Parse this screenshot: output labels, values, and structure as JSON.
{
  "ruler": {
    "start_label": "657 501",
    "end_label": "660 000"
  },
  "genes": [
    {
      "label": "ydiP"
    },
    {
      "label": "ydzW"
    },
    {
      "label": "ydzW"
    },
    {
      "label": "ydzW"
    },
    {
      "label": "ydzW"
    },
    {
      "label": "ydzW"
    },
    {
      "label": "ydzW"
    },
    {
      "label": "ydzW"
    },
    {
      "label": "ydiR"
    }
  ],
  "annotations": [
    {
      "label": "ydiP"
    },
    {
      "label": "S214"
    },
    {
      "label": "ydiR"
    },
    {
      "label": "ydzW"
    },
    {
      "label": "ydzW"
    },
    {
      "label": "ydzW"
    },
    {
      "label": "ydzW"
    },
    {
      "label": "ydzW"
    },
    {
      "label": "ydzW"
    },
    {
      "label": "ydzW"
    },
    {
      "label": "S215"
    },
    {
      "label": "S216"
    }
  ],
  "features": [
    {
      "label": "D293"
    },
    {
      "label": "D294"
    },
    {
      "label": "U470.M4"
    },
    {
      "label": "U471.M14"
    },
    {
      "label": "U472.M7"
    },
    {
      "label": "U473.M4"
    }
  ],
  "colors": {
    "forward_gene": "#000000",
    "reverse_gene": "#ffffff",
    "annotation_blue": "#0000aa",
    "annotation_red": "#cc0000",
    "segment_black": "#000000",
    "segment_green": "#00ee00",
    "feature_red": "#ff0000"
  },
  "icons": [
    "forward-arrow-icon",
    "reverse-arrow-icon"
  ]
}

=======

■ WHAT THE TASK REQUIRES:
Every line above has to be restated word for word.

■ EXERCISE OUTPUT:
Parse this screenshot: output labels, values, and structure as JSON.
{
  "ruler": {
    "start_label": "657 501",
    "end_label": "660 000"
  },
  "genes": [
    {
      "label": "ydiP"
    },
    {
      "label": "ydzW"
    },
    {
      "label": "ydzW"
    },
    {
      "label": "ydzW"
    },
    {
      "label": "ydzW"
    },
    {
      "label": "ydzW"
    },
    {
      "label": "ydzW"
    },
    {
      "label": "ydzW"
    },
    {
      "label": "ydiR"
    }
  ],
  "annotations": [
    {
      "label": "ydiP"
    },
    {
      "label": "S214"
    },
    {
      "label": "ydiR"
    },
    {
      "label": "ydzW"
    },
    {
      "label": "ydzW"
    },
    {
      "label": "ydzW"
    },
    {
      "label": "ydzW"
    },
    {
      "label": "ydzW"
    },
    {
      "label": "ydzW"
    },
    {
      "label": "ydzW"
    },
    {
      "label": "S215"
    },
    {
      "label": "S216"
    }
  ],
  "features": [
    {
      "label": "D293"
    },
    {
      "label": "D294"
    },
    {
      "label": "U470.M4"
    },
    {
      "label": "U471.M14"
    },
    {
      "label": "U472.M7"
    },
    {
      "label": "U473.M4"
    }
  ],
  "colors": {
    "forward_gene": "#000000",
    "reverse_gene": "#ffffff",
    "annotation_blue": "#0000aa",
    "annotation_red": "#cc0000",
    "segment_black": "#000000",
    "segment_green": "#00ee00",
    "feature_red": "#ff0000"
  },
  "icons": [
    "forward-arrow-icon",
    "reverse-arrow-icon"
  ]
}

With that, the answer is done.